# [Problem]
Go through the entries below and pick out every line with "open".

=== Dataset entries ===

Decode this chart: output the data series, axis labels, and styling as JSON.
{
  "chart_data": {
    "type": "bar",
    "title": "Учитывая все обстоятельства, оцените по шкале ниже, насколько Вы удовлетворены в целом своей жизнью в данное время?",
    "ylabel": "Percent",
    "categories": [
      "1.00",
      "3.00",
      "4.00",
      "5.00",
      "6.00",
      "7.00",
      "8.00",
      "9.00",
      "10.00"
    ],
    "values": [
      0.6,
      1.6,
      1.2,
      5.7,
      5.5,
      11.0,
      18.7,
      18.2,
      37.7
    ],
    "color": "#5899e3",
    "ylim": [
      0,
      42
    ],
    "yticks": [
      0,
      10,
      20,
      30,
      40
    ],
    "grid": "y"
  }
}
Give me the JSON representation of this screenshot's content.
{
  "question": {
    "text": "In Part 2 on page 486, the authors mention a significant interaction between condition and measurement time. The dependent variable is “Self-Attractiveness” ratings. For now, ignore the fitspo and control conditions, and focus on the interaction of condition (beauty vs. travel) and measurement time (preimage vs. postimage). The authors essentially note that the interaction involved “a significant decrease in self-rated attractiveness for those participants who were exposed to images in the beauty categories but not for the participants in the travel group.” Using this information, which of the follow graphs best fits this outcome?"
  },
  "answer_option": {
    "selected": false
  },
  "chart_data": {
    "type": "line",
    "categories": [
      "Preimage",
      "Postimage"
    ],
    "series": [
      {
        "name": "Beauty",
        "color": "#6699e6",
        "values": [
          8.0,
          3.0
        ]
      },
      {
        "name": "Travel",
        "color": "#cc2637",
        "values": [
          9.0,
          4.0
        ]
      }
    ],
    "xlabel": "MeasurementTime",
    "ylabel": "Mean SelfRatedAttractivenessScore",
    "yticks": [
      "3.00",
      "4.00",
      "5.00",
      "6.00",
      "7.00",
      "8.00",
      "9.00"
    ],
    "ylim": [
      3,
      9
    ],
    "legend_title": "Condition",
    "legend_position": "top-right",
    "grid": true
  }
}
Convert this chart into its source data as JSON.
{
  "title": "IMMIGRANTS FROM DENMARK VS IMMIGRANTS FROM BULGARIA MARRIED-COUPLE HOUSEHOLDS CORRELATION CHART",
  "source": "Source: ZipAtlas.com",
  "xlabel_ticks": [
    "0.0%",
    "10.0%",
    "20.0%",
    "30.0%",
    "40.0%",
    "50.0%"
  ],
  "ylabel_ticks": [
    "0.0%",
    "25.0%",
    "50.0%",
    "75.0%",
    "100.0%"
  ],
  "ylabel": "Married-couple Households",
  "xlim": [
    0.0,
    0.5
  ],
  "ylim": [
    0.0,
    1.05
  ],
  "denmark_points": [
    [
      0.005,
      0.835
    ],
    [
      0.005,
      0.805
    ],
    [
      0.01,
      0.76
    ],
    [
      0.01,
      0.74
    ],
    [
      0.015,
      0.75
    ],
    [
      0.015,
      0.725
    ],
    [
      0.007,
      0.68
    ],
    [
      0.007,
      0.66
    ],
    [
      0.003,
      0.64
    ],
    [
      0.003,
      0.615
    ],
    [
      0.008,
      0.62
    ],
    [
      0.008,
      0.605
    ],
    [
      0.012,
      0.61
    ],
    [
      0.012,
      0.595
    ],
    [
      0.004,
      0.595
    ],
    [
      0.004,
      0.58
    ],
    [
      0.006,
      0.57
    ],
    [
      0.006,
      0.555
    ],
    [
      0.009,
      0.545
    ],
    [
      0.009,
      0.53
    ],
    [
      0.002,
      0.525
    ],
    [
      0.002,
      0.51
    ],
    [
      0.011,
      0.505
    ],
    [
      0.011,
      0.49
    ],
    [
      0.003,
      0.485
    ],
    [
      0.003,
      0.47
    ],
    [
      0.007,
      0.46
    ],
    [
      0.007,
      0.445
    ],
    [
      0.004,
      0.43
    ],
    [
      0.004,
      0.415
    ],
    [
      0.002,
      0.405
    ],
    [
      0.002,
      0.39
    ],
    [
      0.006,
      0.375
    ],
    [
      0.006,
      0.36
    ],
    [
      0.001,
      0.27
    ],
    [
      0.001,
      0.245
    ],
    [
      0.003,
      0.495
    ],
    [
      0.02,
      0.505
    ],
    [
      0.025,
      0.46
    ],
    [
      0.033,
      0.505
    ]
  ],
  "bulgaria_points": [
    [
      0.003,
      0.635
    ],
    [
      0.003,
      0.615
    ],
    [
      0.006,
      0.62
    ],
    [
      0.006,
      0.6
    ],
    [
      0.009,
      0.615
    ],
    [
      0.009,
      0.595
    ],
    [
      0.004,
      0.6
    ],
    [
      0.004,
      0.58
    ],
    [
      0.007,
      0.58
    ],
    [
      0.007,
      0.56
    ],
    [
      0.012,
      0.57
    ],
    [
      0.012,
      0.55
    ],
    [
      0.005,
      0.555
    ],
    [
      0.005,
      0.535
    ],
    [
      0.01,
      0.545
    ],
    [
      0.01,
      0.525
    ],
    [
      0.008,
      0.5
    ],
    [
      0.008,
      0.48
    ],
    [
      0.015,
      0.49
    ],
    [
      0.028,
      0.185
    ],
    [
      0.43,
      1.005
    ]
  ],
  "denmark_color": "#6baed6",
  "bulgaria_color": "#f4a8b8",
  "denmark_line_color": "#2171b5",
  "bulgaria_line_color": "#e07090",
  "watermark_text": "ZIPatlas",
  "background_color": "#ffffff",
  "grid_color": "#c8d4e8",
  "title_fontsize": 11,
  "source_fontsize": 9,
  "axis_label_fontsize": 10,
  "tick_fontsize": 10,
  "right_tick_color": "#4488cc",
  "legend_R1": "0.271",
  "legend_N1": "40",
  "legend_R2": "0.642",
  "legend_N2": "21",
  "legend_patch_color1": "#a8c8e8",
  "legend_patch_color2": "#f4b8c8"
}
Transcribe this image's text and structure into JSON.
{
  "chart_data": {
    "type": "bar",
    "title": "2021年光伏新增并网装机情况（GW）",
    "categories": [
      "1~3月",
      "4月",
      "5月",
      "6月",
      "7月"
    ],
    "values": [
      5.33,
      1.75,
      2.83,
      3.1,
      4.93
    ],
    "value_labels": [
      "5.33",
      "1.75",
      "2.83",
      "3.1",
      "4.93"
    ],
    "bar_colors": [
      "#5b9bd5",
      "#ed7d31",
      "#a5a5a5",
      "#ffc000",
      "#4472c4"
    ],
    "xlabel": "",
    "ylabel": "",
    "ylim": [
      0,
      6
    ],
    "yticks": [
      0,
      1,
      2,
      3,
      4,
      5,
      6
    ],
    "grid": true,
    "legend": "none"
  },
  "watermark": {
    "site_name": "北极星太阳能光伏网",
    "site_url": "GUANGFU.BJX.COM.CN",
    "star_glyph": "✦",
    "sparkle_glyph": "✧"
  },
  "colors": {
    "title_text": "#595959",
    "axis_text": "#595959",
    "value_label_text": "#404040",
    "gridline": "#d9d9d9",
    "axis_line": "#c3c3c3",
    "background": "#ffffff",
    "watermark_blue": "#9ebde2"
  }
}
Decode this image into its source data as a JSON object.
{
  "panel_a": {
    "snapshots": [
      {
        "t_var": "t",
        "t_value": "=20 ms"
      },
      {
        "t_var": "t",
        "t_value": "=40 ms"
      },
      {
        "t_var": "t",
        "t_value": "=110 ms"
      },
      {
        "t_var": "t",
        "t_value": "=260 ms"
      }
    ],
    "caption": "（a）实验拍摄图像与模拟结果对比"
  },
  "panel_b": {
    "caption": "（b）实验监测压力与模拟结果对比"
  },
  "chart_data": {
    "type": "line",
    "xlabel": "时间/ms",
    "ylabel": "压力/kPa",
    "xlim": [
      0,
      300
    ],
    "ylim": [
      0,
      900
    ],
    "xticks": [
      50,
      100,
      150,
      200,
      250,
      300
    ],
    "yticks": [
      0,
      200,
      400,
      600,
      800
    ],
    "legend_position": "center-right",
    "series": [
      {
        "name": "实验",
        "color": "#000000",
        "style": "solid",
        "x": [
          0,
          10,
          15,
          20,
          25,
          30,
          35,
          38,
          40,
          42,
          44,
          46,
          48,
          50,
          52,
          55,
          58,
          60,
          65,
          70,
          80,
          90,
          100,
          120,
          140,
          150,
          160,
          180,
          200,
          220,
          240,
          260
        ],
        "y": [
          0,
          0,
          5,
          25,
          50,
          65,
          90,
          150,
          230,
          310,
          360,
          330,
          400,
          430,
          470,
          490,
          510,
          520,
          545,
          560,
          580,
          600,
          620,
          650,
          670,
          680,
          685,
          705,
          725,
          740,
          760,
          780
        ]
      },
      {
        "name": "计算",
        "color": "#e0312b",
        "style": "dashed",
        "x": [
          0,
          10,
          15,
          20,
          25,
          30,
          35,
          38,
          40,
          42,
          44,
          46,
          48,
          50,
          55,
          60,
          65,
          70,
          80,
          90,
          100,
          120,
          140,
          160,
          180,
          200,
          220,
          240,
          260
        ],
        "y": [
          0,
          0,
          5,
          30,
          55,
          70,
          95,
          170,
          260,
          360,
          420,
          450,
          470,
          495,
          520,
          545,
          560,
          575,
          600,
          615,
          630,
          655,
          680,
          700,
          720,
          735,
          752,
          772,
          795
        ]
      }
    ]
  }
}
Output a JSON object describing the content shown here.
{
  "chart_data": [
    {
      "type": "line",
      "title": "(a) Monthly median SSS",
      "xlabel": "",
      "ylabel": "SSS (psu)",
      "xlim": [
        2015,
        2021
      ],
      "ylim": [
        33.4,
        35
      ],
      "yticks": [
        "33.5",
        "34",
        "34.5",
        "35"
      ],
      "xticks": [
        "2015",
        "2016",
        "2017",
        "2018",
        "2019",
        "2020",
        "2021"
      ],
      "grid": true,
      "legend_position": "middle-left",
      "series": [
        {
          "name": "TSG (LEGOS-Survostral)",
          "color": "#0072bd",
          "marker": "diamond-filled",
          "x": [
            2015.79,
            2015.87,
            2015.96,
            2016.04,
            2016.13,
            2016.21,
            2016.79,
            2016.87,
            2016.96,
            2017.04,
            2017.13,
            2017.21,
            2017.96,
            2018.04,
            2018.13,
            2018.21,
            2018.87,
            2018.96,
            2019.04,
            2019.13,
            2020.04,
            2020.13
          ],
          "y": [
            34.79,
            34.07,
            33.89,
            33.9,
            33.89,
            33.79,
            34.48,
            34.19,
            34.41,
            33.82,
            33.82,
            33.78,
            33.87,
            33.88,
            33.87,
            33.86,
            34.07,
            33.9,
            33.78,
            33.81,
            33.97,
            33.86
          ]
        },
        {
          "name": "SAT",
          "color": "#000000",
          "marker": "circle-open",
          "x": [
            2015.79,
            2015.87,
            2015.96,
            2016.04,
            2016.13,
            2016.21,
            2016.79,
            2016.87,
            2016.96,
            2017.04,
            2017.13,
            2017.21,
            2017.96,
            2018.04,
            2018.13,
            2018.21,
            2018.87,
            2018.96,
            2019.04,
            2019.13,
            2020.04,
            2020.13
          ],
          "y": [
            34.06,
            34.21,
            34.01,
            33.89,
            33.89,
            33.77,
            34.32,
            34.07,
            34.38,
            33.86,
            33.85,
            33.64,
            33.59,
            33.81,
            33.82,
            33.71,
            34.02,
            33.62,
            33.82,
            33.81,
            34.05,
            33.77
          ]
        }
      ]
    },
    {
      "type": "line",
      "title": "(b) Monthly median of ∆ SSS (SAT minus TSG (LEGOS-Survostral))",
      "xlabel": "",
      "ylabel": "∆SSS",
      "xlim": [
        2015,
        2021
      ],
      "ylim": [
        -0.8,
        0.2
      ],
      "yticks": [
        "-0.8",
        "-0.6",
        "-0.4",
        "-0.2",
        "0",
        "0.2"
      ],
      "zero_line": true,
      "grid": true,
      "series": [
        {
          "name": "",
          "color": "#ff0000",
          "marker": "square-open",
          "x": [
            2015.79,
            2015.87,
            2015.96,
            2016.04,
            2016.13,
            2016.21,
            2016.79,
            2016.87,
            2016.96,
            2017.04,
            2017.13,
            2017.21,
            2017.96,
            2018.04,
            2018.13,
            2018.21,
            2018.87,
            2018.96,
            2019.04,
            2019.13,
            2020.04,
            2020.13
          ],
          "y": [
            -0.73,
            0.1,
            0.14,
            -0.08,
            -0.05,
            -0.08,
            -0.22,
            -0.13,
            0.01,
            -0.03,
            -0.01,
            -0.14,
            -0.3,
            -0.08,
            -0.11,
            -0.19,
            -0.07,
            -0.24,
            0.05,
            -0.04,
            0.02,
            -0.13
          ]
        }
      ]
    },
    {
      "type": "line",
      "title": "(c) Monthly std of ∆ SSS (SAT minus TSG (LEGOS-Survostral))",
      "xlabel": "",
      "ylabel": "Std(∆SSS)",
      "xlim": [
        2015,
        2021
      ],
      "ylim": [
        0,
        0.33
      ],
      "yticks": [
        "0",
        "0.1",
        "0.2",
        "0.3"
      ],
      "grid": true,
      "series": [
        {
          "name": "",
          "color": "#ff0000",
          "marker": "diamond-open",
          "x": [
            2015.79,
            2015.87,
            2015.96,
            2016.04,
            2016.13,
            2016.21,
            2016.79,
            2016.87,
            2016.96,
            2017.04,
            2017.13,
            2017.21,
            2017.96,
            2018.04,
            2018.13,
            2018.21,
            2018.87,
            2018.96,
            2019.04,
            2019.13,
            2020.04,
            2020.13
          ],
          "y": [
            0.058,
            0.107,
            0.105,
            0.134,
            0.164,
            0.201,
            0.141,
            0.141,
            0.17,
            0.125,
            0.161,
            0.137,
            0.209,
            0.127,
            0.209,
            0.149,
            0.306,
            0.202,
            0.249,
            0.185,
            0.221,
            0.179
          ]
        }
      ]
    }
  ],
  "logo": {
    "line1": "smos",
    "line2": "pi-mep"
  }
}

===

# [Result for this exercise]
          "marker": "circle-open",
          "marker": "square-open",
          "marker": "diamond-open",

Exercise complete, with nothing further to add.